DIRECTIVE >> From the records below, pull each line that has "situation".

Stored records:

++++++++++++++++++++

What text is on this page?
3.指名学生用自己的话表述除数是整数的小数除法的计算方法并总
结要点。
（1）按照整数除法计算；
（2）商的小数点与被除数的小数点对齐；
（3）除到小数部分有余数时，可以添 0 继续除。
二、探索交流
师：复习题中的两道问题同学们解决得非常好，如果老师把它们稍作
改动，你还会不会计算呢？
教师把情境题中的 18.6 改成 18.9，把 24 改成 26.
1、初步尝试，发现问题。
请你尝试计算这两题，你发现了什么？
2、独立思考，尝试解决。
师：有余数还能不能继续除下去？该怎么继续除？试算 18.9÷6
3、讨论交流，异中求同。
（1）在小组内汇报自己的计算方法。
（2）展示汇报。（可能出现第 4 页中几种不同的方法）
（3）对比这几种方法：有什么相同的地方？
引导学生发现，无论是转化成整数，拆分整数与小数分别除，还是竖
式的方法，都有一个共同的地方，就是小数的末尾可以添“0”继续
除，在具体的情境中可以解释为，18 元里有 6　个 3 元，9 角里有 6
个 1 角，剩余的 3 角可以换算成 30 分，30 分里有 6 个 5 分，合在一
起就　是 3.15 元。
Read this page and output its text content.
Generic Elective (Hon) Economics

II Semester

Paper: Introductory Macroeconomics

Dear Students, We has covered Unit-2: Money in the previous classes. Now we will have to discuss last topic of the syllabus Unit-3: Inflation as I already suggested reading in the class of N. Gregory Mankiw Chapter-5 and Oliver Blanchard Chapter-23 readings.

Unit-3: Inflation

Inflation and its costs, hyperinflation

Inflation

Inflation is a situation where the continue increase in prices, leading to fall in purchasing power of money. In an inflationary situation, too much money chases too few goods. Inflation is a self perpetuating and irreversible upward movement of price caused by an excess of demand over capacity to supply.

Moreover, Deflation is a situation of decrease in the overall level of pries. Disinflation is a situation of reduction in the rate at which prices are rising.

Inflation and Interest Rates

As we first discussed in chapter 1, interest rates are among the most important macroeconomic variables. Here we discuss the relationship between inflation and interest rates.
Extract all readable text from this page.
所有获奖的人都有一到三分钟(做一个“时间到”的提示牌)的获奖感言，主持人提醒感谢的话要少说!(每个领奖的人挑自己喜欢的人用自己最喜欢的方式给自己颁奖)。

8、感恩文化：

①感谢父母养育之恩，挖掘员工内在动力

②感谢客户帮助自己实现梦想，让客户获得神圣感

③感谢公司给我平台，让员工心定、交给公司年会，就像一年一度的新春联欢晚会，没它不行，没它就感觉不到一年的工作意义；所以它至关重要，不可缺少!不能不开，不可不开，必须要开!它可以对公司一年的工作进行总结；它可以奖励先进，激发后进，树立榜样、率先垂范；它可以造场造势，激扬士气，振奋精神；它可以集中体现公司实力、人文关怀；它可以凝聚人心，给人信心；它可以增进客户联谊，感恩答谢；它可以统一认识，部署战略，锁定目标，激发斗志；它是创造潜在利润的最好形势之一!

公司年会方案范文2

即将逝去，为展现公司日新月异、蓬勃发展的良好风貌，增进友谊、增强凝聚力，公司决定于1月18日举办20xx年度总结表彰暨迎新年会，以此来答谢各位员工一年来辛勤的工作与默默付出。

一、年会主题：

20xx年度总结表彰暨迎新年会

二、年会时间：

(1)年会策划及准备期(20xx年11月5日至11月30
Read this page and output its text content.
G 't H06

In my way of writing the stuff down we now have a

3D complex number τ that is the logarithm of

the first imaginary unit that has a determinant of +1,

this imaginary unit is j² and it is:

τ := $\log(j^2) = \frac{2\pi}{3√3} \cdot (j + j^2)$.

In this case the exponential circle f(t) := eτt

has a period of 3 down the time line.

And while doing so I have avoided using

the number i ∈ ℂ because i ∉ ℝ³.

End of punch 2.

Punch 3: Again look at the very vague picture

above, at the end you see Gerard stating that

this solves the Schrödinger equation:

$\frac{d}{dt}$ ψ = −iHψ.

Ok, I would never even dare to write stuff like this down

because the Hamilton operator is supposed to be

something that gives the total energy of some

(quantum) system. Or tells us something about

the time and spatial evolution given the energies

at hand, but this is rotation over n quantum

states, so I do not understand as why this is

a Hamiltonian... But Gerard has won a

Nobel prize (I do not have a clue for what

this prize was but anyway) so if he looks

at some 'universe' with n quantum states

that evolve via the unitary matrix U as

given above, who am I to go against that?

++++++++++++++++++++

TASK OUTPUT >>
Inflation is a situation where the continue increase in prices, leading to fall in purchasing power of money. In an inflationary situation, too much money chases too few goods. Inflation is a self perpetuating and irreversible upward movement of price caused by an excess of demand over capacity to supply.
Moreover, Deflation is a situation of decrease in the overall level of pries. Disinflation is a situation of reduction in the rate at which prices are rising.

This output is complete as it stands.